Extracted data entries:
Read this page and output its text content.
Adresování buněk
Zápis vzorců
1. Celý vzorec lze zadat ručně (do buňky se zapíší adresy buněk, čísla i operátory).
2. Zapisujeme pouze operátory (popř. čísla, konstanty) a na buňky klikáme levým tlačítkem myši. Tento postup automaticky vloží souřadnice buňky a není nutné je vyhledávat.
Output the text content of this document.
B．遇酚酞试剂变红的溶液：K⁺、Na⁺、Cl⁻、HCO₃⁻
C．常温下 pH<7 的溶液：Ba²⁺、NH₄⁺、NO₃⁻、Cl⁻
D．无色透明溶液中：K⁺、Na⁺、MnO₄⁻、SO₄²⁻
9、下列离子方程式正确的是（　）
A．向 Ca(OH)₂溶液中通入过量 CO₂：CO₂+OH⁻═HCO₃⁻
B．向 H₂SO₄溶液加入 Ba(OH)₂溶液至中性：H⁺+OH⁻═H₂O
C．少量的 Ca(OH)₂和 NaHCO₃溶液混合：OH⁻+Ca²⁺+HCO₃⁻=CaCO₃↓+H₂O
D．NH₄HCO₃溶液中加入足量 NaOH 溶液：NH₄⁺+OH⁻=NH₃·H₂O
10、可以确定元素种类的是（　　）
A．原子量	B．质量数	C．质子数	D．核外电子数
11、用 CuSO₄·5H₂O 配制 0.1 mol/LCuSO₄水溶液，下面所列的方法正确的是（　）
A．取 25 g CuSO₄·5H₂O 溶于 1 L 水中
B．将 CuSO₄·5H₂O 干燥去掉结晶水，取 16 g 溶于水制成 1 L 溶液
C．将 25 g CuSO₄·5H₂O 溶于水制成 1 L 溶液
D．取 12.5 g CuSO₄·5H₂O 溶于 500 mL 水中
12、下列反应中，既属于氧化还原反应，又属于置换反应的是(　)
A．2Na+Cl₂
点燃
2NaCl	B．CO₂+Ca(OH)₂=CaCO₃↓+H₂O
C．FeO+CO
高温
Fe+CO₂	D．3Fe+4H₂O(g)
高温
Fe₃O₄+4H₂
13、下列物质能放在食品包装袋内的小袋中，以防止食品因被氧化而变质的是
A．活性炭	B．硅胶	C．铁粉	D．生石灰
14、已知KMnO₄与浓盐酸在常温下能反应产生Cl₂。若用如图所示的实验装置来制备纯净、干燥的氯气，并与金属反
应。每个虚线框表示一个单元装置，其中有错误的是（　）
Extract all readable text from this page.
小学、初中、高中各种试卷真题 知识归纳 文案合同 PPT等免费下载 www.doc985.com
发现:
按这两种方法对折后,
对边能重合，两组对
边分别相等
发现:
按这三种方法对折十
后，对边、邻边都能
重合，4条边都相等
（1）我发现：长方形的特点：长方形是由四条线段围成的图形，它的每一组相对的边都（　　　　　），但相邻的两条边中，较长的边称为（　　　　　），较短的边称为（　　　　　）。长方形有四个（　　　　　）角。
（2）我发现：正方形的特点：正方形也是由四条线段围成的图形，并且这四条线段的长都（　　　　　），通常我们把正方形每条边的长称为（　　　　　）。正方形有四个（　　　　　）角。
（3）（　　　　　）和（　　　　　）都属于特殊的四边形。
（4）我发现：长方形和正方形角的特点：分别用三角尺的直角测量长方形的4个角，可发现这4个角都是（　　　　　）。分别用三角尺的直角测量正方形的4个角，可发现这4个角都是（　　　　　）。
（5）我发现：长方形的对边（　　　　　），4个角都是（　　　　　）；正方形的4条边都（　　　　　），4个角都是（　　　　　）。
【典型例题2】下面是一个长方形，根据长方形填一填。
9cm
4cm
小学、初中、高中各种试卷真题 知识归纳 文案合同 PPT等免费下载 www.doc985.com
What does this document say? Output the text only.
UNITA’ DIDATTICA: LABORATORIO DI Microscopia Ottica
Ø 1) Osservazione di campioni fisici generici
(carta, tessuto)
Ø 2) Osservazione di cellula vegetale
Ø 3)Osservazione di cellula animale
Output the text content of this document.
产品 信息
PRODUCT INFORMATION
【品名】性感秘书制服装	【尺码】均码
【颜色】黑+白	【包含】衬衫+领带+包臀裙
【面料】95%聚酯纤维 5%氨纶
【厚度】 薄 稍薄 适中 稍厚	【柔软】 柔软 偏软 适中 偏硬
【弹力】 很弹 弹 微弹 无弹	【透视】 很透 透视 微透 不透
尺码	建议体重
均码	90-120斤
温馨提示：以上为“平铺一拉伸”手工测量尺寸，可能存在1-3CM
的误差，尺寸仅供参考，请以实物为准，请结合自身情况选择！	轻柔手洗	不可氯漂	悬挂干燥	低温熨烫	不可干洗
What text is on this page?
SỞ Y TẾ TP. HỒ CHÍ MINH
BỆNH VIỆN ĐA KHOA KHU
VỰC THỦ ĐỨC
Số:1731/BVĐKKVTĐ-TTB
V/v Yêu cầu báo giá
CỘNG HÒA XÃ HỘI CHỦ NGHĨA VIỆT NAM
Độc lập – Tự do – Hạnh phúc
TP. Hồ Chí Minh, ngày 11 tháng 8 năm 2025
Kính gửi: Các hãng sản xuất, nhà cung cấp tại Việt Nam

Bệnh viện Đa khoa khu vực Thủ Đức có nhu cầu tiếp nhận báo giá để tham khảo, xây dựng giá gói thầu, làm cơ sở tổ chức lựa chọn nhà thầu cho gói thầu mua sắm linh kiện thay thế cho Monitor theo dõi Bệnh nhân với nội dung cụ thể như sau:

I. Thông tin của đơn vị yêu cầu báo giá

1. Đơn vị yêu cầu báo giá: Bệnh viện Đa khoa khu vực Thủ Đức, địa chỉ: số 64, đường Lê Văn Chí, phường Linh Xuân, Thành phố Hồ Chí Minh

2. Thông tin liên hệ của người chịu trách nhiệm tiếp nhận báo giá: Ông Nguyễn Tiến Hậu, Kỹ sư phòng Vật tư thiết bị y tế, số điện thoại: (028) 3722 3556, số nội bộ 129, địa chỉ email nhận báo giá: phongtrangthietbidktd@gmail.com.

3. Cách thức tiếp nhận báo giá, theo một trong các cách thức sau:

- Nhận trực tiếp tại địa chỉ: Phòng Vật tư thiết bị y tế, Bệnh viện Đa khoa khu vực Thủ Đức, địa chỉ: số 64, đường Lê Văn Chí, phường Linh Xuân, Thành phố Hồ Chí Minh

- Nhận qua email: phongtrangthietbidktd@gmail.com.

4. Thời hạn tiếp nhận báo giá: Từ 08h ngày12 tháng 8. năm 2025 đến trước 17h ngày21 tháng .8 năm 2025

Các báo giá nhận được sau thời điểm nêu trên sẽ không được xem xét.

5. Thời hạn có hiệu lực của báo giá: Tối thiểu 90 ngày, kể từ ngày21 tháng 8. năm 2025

TO DO: Show all lines from the records above where the word "tiếp" occurs.

SOLUTION FOR THIS EXERCISE:
Bệnh viện Đa khoa khu vực Thủ Đức có nhu cầu tiếp nhận báo giá để tham khảo, xây dựng giá gói thầu, làm cơ sở tổ chức lựa chọn nhà thầu cho gói thầu mua sắm linh kiện thay thế cho Monitor theo dõi Bệnh nhân với nội dung cụ thể như sau:
2. Thông tin liên hệ của người chịu trách nhiệm tiếp nhận báo giá: Ông Nguyễn Tiến Hậu, Kỹ sư phòng Vật tư thiết bị y tế, số điện thoại: (028) 3722 3556, số nội bộ 129, địa chỉ email nhận báo giá: phongtrangthietbidktd@gmail.com.
3. Cách thức tiếp nhận báo giá, theo một trong các cách thức sau:
- Nhận trực tiếp tại địa chỉ: Phòng Vật tư thiết bị y tế, Bệnh viện Đa khoa khu vực Thủ Đức, địa chỉ: số 64, đường Lê Văn Chí, phường Linh Xuân, Thành phố Hồ Chí Minh
4. Thời hạn tiếp nhận báo giá: Từ 08h ngày12 tháng 8. năm 2025 đến trước 17h ngày21 tháng .8 năm 2025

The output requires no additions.